目的
考古資料調査資料の保存についての文章を、一字も変えずに全文書き写すこと。

ページ本文

= = =

考古資料調査資料の保存


青木 繁夫
(東京国立文化財研究所修復技術部)

1、調査記録の種類

    測量図面および実測図
           ケント紙、方眼紙、トレーシングペーパー
           マイラーフィルム、
           フロッピーディスク、CDほか


   記録写真
           モノクロ及びカラーフィルム
           写真印画紙
           X線フィルム

   日誌などの文書記録
           紙?

= = =

利用できるデータ
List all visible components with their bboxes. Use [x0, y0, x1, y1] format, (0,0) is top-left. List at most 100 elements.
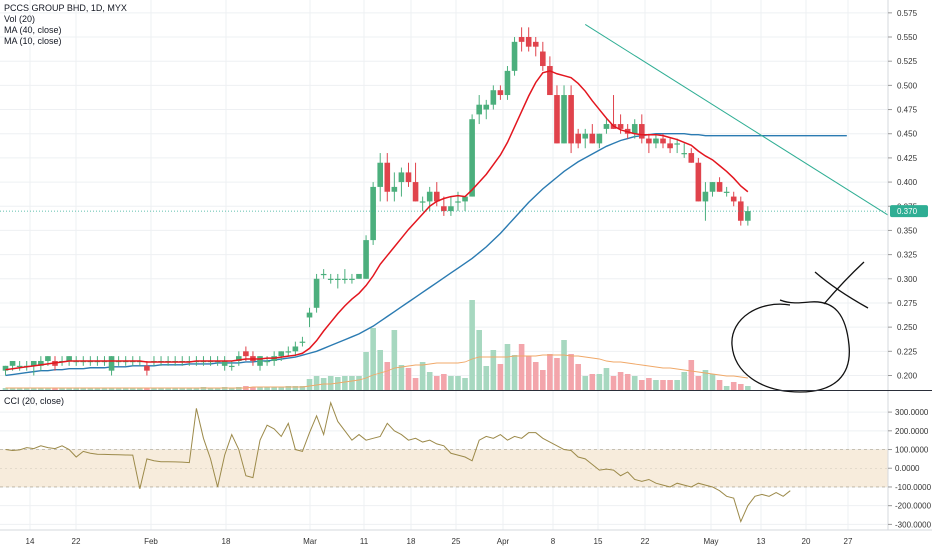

= = =

完了した作業
考古資料調査資料の保存


青木 繁夫
(東京国立文化財研究所修復技術部)

1、調査記録の種類

    測量図面および実測図
           ケント紙、方眼紙、トレーシングペーパー
           マイラーフィルム、
           フロッピーディスク、CDほか


   記録写真
           モノクロ及びカラーフィルム
           写真印画紙
           X線フィルム

   日誌などの文書記録
           紙?